[Stored entries]
** start **

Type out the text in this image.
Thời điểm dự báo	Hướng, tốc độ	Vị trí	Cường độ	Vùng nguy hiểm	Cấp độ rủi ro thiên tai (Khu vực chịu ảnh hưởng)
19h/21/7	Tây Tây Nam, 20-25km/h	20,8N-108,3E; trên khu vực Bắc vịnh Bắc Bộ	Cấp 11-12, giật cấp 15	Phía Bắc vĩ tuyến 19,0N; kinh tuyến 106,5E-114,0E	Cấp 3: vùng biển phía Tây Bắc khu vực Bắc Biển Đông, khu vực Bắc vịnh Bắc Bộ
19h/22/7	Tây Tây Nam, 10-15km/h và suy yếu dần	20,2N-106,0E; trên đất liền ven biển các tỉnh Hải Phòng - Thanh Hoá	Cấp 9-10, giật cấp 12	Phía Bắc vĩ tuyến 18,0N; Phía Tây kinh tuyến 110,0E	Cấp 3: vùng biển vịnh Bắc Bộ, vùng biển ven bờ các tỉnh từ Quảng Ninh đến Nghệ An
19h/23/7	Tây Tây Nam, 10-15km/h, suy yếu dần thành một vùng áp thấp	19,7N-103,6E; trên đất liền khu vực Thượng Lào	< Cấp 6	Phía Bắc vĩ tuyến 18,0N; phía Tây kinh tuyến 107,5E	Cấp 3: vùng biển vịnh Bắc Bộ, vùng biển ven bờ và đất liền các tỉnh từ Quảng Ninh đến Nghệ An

** end **

Directions: Set down the entries verbatim, leaving none out.

Answer to the exercise:
Type out the text in this image.
Thời điểm dự báo	Hướng, tốc độ	Vị trí	Cường độ	Vùng nguy hiểm	Cấp độ rủi ro thiên tai (Khu vực chịu ảnh hưởng)
19h/21/7	Tây Tây Nam, 20-25km/h	20,8N-108,3E; trên khu vực Bắc vịnh Bắc Bộ	Cấp 11-12, giật cấp 15	Phía Bắc vĩ tuyến 19,0N; kinh tuyến 106,5E-114,0E	Cấp 3: vùng biển phía Tây Bắc khu vực Bắc Biển Đông, khu vực Bắc vịnh Bắc Bộ
19h/22/7	Tây Tây Nam, 10-15km/h và suy yếu dần	20,2N-106,0E; trên đất liền ven biển các tỉnh Hải Phòng - Thanh Hoá	Cấp 9-10, giật cấp 12	Phía Bắc vĩ tuyến 18,0N; Phía Tây kinh tuyến 110,0E	Cấp 3: vùng biển vịnh Bắc Bộ, vùng biển ven bờ các tỉnh từ Quảng Ninh đến Nghệ An
19h/23/7	Tây Tây Nam, 10-15km/h, suy yếu dần thành một vùng áp thấp	19,7N-103,6E; trên đất liền khu vực Thượng Lào	< Cấp 6	Phía Bắc vĩ tuyến 18,0N; phía Tây kinh tuyến 107,5E	Cấp 3: vùng biển vịnh Bắc Bộ, vùng biển ven bờ và đất liền các tỉnh từ Quảng Ninh đến Nghệ An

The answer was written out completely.